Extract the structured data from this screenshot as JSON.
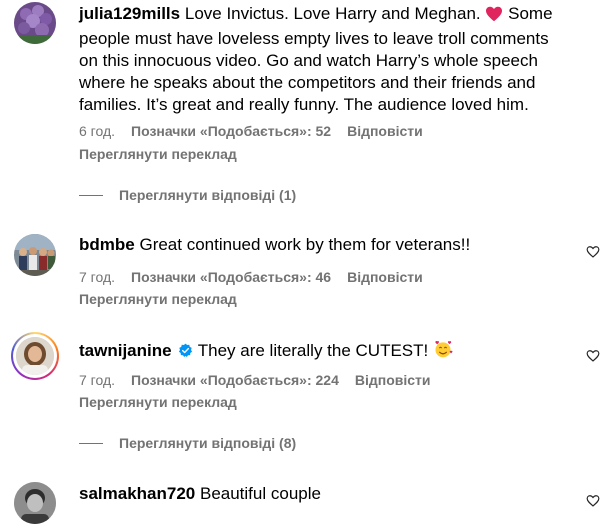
{
  "comments": [
    {
      "username": "julia129mills",
      "text_before_emoji": "Love Invictus. Love Harry and Meghan.",
      "emoji": "red-heart",
      "text_after_emoji": "Some people must have loveless empty lives to leave troll comments on this innocuous video. Go and watch Harry’s whole speech where he speaks about the competitors and their friends and families. It’s great and really funny. The audience loved him.",
      "time": "6 год.",
      "likes": "Позначки «Подобається»: 52",
      "reply": "Відповісти",
      "translate": "Переглянути переклад",
      "view_replies": "Переглянути відповіді (1)"
    },
    {
      "username": "bdmbe",
      "text": "Great continued work by them for veterans!!",
      "time": "7 год.",
      "likes": "Позначки «Подобається»: 46",
      "reply": "Відповісти",
      "translate": "Переглянути переклад"
    },
    {
      "username": "tawnijanine",
      "verified": true,
      "text": "They are literally the CUTEST!",
      "emoji": "smiling-face-with-hearts",
      "time": "7 год.",
      "likes": "Позначки «Подобається»: 224",
      "reply": "Відповісти",
      "translate": "Переглянути переклад",
      "view_replies": "Переглянути відповіді (8)"
    },
    {
      "username": "salmakhan720",
      "text": "Beautiful couple"
    }
  ],
  "colors": {
    "text": "#000000",
    "secondary": "#737373",
    "verified": "#0095f6",
    "heart_emoji": "#e0245e"
  },
  "icons": {
    "like_button": "heart-outline-icon",
    "verified_badge": "verified-badge-icon"
  }
}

═══

Without the pictures, write out every entry precisely as it appears.

Extract the structured data from this screenshot as JSON.
{
  "comments": [
    {
      "username": "julia129mills",
      "text_before_emoji": "Love Invictus. Love Harry and Meghan.",
      "emoji": "red-heart",
      "text_after_emoji": "Some people must have loveless empty lives to leave troll comments on this innocuous video. Go and watch Harry’s whole speech where he speaks about the competitors and their friends and families. It’s great and really funny. The audience loved him.",
      "time": "6 год.",
      "likes": "Позначки «Подобається»: 52",
      "reply": "Відповісти",
      "translate": "Переглянути переклад",
      "view_replies": "Переглянути відповіді (1)"
    },
    {
      "username": "bdmbe",
      "text": "Great continued work by them for veterans!!",
      "time": "7 год.",
      "likes": "Позначки «Подобається»: 46",
      "reply": "Відповісти",
      "translate": "Переглянути переклад"
    },
    {
      "username": "tawnijanine",
      "verified": true,
      "text": "They are literally the CUTEST!",
      "emoji": "smiling-face-with-hearts",
      "time": "7 год.",
      "likes": "Позначки «Подобається»: 224",
      "reply": "Відповісти",
      "translate": "Переглянути переклад",
      "view_replies": "Переглянути відповіді (8)"
    },
    {
      "username": "salmakhan720",
      "text": "Beautiful couple"
    }
  ],
  "colors": {
    "text": "#000000",
    "secondary": "#737373",
    "verified": "#0095f6",
    "heart_emoji": "#e0245e"
  },
  "icons": {
    "like_button": "heart-outline-icon",
    "verified_badge": "verified-badge-icon"
  }
}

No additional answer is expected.